Listed records
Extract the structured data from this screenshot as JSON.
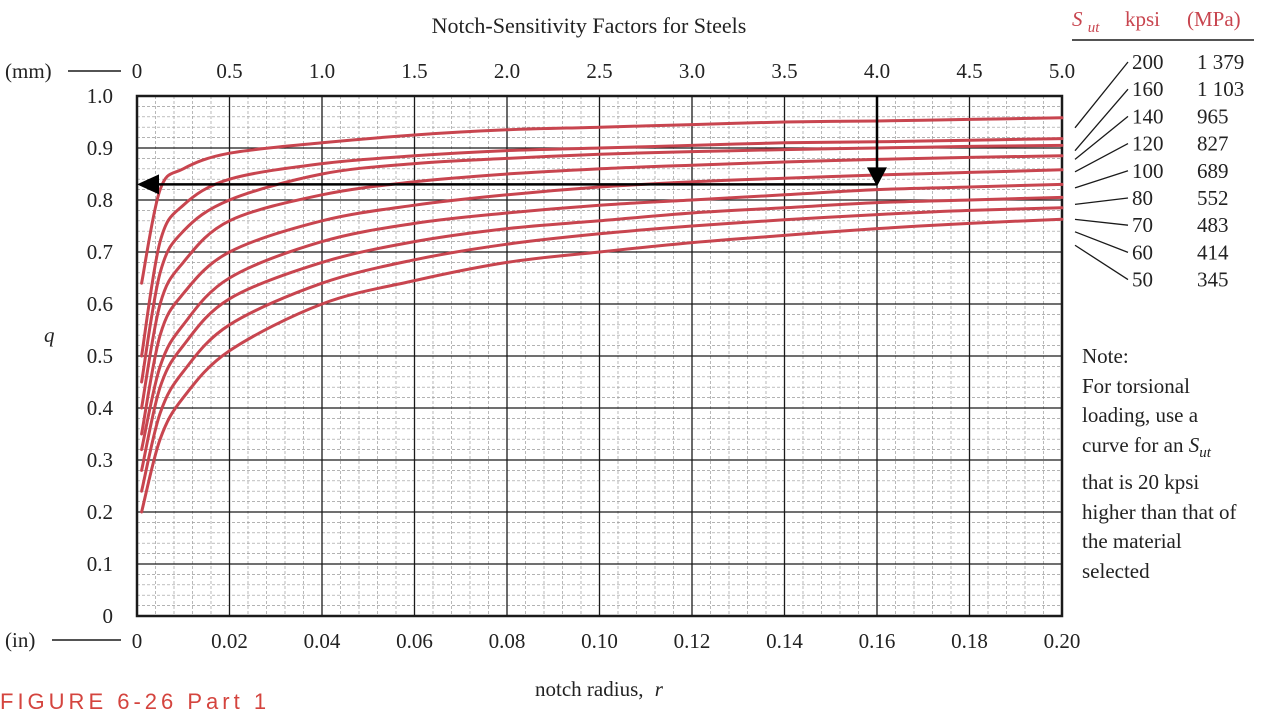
{
  "chart_data": {
    "type": "line",
    "title": "Notch-Sensitivity Factors for Steels",
    "xlabel": "notch radius,",
    "xlabel_symbol": "r",
    "ylabel": "q",
    "x_unit_label": "(in)",
    "x2_unit_label": "(mm)",
    "x_ticks": [
      "0",
      "0.02",
      "0.04",
      "0.06",
      "0.08",
      "0.10",
      "0.12",
      "0.14",
      "0.16",
      "0.18",
      "0.20"
    ],
    "x2_ticks": [
      "0",
      "0.5",
      "1.0",
      "1.5",
      "2.0",
      "2.5",
      "3.0",
      "3.5",
      "4.0",
      "4.5",
      "5.0"
    ],
    "y_ticks": [
      "0",
      "0.1",
      "0.2",
      "0.3",
      "0.4",
      "0.5",
      "0.6",
      "0.7",
      "0.8",
      "0.9",
      "1.0"
    ],
    "xlim": [
      0,
      0.2
    ],
    "ylim": [
      0,
      1.0
    ],
    "grid": true,
    "legend_header": {
      "sym": "S",
      "sub": "ut",
      "kpsi": "kpsi",
      "mpa": "(MPa)"
    },
    "series": [
      {
        "kpsi": "200",
        "mpa": "1 379",
        "x": [
          0.001,
          0.005,
          0.01,
          0.02,
          0.04,
          0.06,
          0.08,
          0.1,
          0.12,
          0.14,
          0.16,
          0.18,
          0.2
        ],
        "y": [
          0.64,
          0.82,
          0.86,
          0.89,
          0.91,
          0.925,
          0.935,
          0.94,
          0.945,
          0.95,
          0.952,
          0.955,
          0.958
        ]
      },
      {
        "kpsi": "160",
        "mpa": "1 103",
        "x": [
          0.001,
          0.005,
          0.01,
          0.02,
          0.04,
          0.06,
          0.08,
          0.1,
          0.12,
          0.14,
          0.16,
          0.18,
          0.2
        ],
        "y": [
          0.5,
          0.72,
          0.79,
          0.84,
          0.87,
          0.885,
          0.895,
          0.9,
          0.905,
          0.91,
          0.912,
          0.915,
          0.918
        ]
      },
      {
        "kpsi": "140",
        "mpa": "965",
        "x": [
          0.001,
          0.005,
          0.01,
          0.02,
          0.04,
          0.06,
          0.08,
          0.1,
          0.12,
          0.14,
          0.16,
          0.18,
          0.2
        ],
        "y": [
          0.45,
          0.66,
          0.74,
          0.8,
          0.85,
          0.87,
          0.88,
          0.888,
          0.893,
          0.897,
          0.9,
          0.903,
          0.905
        ]
      },
      {
        "kpsi": "120",
        "mpa": "827",
        "x": [
          0.001,
          0.005,
          0.01,
          0.02,
          0.04,
          0.06,
          0.08,
          0.1,
          0.12,
          0.14,
          0.16,
          0.18,
          0.2
        ],
        "y": [
          0.4,
          0.6,
          0.68,
          0.76,
          0.81,
          0.835,
          0.85,
          0.86,
          0.867,
          0.873,
          0.878,
          0.882,
          0.885
        ]
      },
      {
        "kpsi": "100",
        "mpa": "689",
        "x": [
          0.001,
          0.005,
          0.01,
          0.02,
          0.04,
          0.06,
          0.08,
          0.1,
          0.12,
          0.14,
          0.16,
          0.18,
          0.2
        ],
        "y": [
          0.35,
          0.54,
          0.62,
          0.7,
          0.76,
          0.79,
          0.81,
          0.825,
          0.835,
          0.842,
          0.848,
          0.853,
          0.858
        ]
      },
      {
        "kpsi": "80",
        "mpa": "552",
        "x": [
          0.001,
          0.005,
          0.01,
          0.02,
          0.04,
          0.06,
          0.08,
          0.1,
          0.12,
          0.14,
          0.16,
          0.18,
          0.2
        ],
        "y": [
          0.32,
          0.48,
          0.56,
          0.65,
          0.72,
          0.755,
          0.775,
          0.79,
          0.8,
          0.81,
          0.82,
          0.825,
          0.83
        ]
      },
      {
        "kpsi": "70",
        "mpa": "483",
        "x": [
          0.001,
          0.005,
          0.01,
          0.02,
          0.04,
          0.06,
          0.08,
          0.1,
          0.12,
          0.14,
          0.16,
          0.18,
          0.2
        ],
        "y": [
          0.28,
          0.44,
          0.52,
          0.61,
          0.68,
          0.72,
          0.745,
          0.76,
          0.775,
          0.785,
          0.795,
          0.8,
          0.805
        ]
      },
      {
        "kpsi": "60",
        "mpa": "414",
        "x": [
          0.001,
          0.005,
          0.01,
          0.02,
          0.04,
          0.06,
          0.08,
          0.1,
          0.12,
          0.14,
          0.16,
          0.18,
          0.2
        ],
        "y": [
          0.24,
          0.39,
          0.47,
          0.56,
          0.64,
          0.685,
          0.715,
          0.735,
          0.75,
          0.762,
          0.772,
          0.78,
          0.785
        ]
      },
      {
        "kpsi": "50",
        "mpa": "345",
        "x": [
          0.001,
          0.005,
          0.01,
          0.02,
          0.04,
          0.06,
          0.08,
          0.1,
          0.12,
          0.14,
          0.16,
          0.18,
          0.2
        ],
        "y": [
          0.2,
          0.34,
          0.42,
          0.51,
          0.6,
          0.645,
          0.68,
          0.7,
          0.718,
          0.732,
          0.745,
          0.755,
          0.763
        ]
      }
    ],
    "annotations": [
      {
        "type": "arrow-down",
        "x": 0.16,
        "from_y": 1.0,
        "to_y": 0.83
      },
      {
        "type": "arrow-left",
        "y": 0.83,
        "from_x": 0.16,
        "to_x": 0.0
      }
    ],
    "colors": {
      "curve": "#c8454f",
      "axis": "#1a1a1a",
      "minor_grid": "#9a9a9a",
      "header": "#c8454f"
    }
  },
  "note": {
    "lines": [
      "Note:",
      "For torsional",
      "loading, use a",
      "curve for an",
      "that is 20 kpsi",
      "higher than that of",
      "the material",
      "selected"
    ],
    "symbol": "S",
    "symbol_sub": "ut"
  },
  "caption": "FIGURE 6-26 Part 1"
}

Stated goal
Reproduce the whole listing word for word, setting aside any pictures.

Output of the exercise
Extract the structured data from this screenshot as JSON.
{
  "chart_data": {
    "type": "line",
    "title": "Notch-Sensitivity Factors for Steels",
    "xlabel": "notch radius,",
    "xlabel_symbol": "r",
    "ylabel": "q",
    "x_unit_label": "(in)",
    "x2_unit_label": "(mm)",
    "x_ticks": [
      "0",
      "0.02",
      "0.04",
      "0.06",
      "0.08",
      "0.10",
      "0.12",
      "0.14",
      "0.16",
      "0.18",
      "0.20"
    ],
    "x2_ticks": [
      "0",
      "0.5",
      "1.0",
      "1.5",
      "2.0",
      "2.5",
      "3.0",
      "3.5",
      "4.0",
      "4.5",
      "5.0"
    ],
    "y_ticks": [
      "0",
      "0.1",
      "0.2",
      "0.3",
      "0.4",
      "0.5",
      "0.6",
      "0.7",
      "0.8",
      "0.9",
      "1.0"
    ],
    "xlim": [
      0,
      0.2
    ],
    "ylim": [
      0,
      1.0
    ],
    "grid": true,
    "legend_header": {
      "sym": "S",
      "sub": "ut",
      "kpsi": "kpsi",
      "mpa": "(MPa)"
    },
    "series": [
      {
        "kpsi": "200",
        "mpa": "1 379",
        "x": [
          0.001,
          0.005,
          0.01,
          0.02,
          0.04,
          0.06,
          0.08,
          0.1,
          0.12,
          0.14,
          0.16,
          0.18,
          0.2
        ],
        "y": [
          0.64,
          0.82,
          0.86,
          0.89,
          0.91,
          0.925,
          0.935,
          0.94,
          0.945,
          0.95,
          0.952,
          0.955,
          0.958
        ]
      },
      {
        "kpsi": "160",
        "mpa": "1 103",
        "x": [
          0.001,
          0.005,
          0.01,
          0.02,
          0.04,
          0.06,
          0.08,
          0.1,
          0.12,
          0.14,
          0.16,
          0.18,
          0.2
        ],
        "y": [
          0.5,
          0.72,
          0.79,
          0.84,
          0.87,
          0.885,
          0.895,
          0.9,
          0.905,
          0.91,
          0.912,
          0.915,
          0.918
        ]
      },
      {
        "kpsi": "140",
        "mpa": "965",
        "x": [
          0.001,
          0.005,
          0.01,
          0.02,
          0.04,
          0.06,
          0.08,
          0.1,
          0.12,
          0.14,
          0.16,
          0.18,
          0.2
        ],
        "y": [
          0.45,
          0.66,
          0.74,
          0.8,
          0.85,
          0.87,
          0.88,
          0.888,
          0.893,
          0.897,
          0.9,
          0.903,
          0.905
        ]
      },
      {
        "kpsi": "120",
        "mpa": "827",
        "x": [
          0.001,
          0.005,
          0.01,
          0.02,
          0.04,
          0.06,
          0.08,
          0.1,
          0.12,
          0.14,
          0.16,
          0.18,
          0.2
        ],
        "y": [
          0.4,
          0.6,
          0.68,
          0.76,
          0.81,
          0.835,
          0.85,
          0.86,
          0.867,
          0.873,
          0.878,
          0.882,
          0.885
        ]
      },
      {
        "kpsi": "100",
        "mpa": "689",
        "x": [
          0.001,
          0.005,
          0.01,
          0.02,
          0.04,
          0.06,
          0.08,
          0.1,
          0.12,
          0.14,
          0.16,
          0.18,
          0.2
        ],
        "y": [
          0.35,
          0.54,
          0.62,
          0.7,
          0.76,
          0.79,
          0.81,
          0.825,
          0.835,
          0.842,
          0.848,
          0.853,
          0.858
        ]
      },
      {
        "kpsi": "80",
        "mpa": "552",
        "x": [
          0.001,
          0.005,
          0.01,
          0.02,
          0.04,
          0.06,
          0.08,
          0.1,
          0.12,
          0.14,
          0.16,
          0.18,
          0.2
        ],
        "y": [
          0.32,
          0.48,
          0.56,
          0.65,
          0.72,
          0.755,
          0.775,
          0.79,
          0.8,
          0.81,
          0.82,
          0.825,
          0.83
        ]
      },
      {
        "kpsi": "70",
        "mpa": "483",
        "x": [
          0.001,
          0.005,
          0.01,
          0.02,
          0.04,
          0.06,
          0.08,
          0.1,
          0.12,
          0.14,
          0.16,
          0.18,
          0.2
        ],
        "y": [
          0.28,
          0.44,
          0.52,
          0.61,
          0.68,
          0.72,
          0.745,
          0.76,
          0.775,
          0.785,
          0.795,
          0.8,
          0.805
        ]
      },
      {
        "kpsi": "60",
        "mpa": "414",
        "x": [
          0.001,
          0.005,
          0.01,
          0.02,
          0.04,
          0.06,
          0.08,
          0.1,
          0.12,
          0.14,
          0.16,
          0.18,
          0.2
        ],
        "y": [
          0.24,
          0.39,
          0.47,
          0.56,
          0.64,
          0.685,
          0.715,
          0.735,
          0.75,
          0.762,
          0.772,
          0.78,
          0.785
        ]
      },
      {
        "kpsi": "50",
        "mpa": "345",
        "x": [
          0.001,
          0.005,
          0.01,
          0.02,
          0.04,
          0.06,
          0.08,
          0.1,
          0.12,
          0.14,
          0.16,
          0.18,
          0.2
        ],
        "y": [
          0.2,
          0.34,
          0.42,
          0.51,
          0.6,
          0.645,
          0.68,
          0.7,
          0.718,
          0.732,
          0.745,
          0.755,
          0.763
        ]
      }
    ],
    "annotations": [
      {
        "type": "arrow-down",
        "x": 0.16,
        "from_y": 1.0,
        "to_y": 0.83
      },
      {
        "type": "arrow-left",
        "y": 0.83,
        "from_x": 0.16,
        "to_x": 0.0
      }
    ],
    "colors": {
      "curve": "#c8454f",
      "axis": "#1a1a1a",
      "minor_grid": "#9a9a9a",
      "header": "#c8454f"
    }
  },
  "note": {
    "lines": [
      "Note:",
      "For torsional",
      "loading, use a",
      "curve for an",
      "that is 20 kpsi",
      "higher than that of",
      "the material",
      "selected"
    ],
    "symbol": "S",
    "symbol_sub": "ut"
  },
  "caption": "FIGURE 6-26 Part 1"
}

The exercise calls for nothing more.